----- ITEMS -----

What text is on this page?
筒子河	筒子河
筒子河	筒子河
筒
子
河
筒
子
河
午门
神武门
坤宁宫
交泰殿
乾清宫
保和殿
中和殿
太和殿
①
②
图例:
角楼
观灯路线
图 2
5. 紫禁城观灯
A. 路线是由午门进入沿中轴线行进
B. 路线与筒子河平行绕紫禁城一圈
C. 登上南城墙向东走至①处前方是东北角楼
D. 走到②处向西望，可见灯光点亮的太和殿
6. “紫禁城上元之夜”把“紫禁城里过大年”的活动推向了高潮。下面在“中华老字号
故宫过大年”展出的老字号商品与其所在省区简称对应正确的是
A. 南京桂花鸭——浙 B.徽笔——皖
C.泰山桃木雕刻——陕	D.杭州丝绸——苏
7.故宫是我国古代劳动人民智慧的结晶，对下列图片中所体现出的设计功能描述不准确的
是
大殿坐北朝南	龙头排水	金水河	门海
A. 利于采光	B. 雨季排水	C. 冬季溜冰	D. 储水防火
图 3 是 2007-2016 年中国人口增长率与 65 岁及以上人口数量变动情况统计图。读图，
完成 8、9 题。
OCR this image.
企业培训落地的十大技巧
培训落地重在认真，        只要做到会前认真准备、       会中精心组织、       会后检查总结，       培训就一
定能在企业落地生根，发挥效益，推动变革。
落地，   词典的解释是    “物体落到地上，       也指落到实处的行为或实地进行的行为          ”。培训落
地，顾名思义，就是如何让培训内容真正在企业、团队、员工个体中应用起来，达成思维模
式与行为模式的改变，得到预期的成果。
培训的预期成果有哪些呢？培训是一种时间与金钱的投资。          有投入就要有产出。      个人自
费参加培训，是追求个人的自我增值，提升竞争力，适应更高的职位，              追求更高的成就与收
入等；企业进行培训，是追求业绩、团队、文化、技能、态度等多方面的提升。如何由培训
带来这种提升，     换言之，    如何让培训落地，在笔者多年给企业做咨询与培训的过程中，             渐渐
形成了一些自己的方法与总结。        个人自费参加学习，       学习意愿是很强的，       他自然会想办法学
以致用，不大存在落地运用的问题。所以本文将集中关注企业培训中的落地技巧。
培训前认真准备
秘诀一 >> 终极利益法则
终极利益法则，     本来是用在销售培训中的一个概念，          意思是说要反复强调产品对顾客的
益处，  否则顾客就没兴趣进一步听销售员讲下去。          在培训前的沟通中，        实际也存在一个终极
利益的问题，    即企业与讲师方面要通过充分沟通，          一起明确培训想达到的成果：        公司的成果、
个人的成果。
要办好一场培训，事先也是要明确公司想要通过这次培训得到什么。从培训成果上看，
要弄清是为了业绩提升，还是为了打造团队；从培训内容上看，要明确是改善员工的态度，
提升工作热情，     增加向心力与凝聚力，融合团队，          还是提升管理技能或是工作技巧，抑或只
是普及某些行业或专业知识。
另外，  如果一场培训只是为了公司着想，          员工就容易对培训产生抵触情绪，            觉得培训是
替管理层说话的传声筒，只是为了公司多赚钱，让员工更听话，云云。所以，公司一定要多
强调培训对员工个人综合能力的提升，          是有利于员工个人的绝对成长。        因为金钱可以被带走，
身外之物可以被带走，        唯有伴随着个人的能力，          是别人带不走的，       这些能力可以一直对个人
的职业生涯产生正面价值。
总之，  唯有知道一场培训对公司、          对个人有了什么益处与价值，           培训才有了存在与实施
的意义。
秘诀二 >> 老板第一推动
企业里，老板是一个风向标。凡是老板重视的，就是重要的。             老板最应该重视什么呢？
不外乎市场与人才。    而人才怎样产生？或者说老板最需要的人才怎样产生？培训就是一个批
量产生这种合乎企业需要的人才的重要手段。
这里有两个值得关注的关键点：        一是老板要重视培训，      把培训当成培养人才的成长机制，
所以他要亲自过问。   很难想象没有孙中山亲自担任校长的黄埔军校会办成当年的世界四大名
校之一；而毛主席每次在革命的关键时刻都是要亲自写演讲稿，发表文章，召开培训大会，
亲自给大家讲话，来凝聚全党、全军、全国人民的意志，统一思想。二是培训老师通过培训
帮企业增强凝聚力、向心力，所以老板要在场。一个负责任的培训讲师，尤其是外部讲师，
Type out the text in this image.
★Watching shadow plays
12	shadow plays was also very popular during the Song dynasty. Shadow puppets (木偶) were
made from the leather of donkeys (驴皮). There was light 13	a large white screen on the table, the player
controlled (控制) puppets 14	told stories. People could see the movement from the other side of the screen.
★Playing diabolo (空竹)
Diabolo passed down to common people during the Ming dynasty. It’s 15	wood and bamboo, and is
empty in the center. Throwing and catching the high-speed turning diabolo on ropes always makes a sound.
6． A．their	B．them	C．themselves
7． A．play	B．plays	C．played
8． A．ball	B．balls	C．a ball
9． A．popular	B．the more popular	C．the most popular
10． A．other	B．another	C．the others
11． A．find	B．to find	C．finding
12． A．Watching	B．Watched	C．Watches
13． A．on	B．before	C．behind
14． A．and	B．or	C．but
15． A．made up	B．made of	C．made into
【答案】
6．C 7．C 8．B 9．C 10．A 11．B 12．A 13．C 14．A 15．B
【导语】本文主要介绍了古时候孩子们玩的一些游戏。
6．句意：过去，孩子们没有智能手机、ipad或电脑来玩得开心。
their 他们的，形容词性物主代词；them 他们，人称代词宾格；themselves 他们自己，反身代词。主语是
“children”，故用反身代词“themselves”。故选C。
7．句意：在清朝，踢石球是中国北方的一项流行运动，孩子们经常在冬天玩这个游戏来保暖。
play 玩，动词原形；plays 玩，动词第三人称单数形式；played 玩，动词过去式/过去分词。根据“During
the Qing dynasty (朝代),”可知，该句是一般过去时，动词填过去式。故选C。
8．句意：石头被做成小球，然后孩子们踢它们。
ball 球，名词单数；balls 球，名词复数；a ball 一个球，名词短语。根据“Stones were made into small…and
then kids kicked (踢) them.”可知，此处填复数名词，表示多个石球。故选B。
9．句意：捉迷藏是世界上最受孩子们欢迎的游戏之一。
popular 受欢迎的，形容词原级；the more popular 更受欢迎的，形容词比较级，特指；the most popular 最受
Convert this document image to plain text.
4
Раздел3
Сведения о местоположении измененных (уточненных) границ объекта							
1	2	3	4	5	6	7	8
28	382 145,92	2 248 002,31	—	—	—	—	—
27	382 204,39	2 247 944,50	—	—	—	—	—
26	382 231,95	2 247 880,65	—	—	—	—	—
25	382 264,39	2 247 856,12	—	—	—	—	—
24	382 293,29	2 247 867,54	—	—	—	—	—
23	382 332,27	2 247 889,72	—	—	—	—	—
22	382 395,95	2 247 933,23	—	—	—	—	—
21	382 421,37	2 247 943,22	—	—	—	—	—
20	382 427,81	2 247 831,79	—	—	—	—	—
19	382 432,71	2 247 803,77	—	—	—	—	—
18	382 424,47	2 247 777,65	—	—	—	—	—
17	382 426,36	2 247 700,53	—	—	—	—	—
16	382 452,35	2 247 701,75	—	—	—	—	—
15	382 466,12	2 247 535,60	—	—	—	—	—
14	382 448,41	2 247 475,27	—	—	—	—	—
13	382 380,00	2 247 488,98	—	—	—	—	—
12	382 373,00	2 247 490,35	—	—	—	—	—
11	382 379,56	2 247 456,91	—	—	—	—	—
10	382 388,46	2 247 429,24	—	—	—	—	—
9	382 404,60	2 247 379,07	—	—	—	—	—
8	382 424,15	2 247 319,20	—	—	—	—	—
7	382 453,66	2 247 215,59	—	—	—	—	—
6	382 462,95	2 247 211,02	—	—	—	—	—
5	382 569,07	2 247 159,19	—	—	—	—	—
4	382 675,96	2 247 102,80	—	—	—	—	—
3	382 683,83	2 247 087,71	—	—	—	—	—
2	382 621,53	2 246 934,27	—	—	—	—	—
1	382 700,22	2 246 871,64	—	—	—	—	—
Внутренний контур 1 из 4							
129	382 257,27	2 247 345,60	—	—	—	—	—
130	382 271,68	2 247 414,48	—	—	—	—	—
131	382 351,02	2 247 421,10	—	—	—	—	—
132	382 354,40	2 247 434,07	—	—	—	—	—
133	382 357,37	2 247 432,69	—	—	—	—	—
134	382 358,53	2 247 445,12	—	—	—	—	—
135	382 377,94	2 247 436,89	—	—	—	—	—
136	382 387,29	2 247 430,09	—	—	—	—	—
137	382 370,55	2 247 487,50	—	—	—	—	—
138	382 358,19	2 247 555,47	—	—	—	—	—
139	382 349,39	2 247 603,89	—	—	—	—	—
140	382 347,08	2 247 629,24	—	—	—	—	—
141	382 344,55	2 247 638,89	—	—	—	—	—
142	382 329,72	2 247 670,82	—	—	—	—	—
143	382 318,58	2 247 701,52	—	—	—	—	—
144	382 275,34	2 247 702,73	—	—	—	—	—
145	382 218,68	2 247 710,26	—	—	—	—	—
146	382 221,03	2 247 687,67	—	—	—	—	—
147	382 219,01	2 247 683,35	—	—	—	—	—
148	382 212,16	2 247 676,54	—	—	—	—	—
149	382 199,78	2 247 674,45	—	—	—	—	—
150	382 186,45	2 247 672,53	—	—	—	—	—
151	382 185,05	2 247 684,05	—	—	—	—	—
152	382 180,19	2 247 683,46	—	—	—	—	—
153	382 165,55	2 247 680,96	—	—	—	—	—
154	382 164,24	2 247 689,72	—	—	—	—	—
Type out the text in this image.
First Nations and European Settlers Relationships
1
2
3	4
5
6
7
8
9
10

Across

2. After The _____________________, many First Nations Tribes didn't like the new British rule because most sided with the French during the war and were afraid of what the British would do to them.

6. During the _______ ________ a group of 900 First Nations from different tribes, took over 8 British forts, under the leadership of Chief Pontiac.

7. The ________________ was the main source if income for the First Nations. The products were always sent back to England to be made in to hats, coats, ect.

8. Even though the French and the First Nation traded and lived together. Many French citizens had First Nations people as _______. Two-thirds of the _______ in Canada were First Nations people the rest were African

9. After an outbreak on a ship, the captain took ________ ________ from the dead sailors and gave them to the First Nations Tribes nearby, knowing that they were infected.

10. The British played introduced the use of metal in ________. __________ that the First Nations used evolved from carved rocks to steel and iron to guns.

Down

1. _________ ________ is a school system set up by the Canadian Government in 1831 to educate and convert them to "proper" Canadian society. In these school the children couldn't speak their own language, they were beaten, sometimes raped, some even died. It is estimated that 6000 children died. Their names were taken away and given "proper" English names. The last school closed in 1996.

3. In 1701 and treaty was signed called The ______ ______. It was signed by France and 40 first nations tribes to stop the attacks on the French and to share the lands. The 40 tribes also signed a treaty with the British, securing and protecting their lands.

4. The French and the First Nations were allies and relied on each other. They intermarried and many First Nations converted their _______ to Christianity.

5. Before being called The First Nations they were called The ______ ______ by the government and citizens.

-----

EXERCISE: Your task is to gather all lines from the entries above that hold the word "plays".

ANSWER:
★Watching shadow plays
12	shadow plays was also very popular during the Song dynasty. Shadow puppets (木偶) were
7． A．play	B．plays	C．played
play 玩，动词原形；plays 玩，动词第三人称单数形式；played 玩，动词过去式/过去分词。根据“During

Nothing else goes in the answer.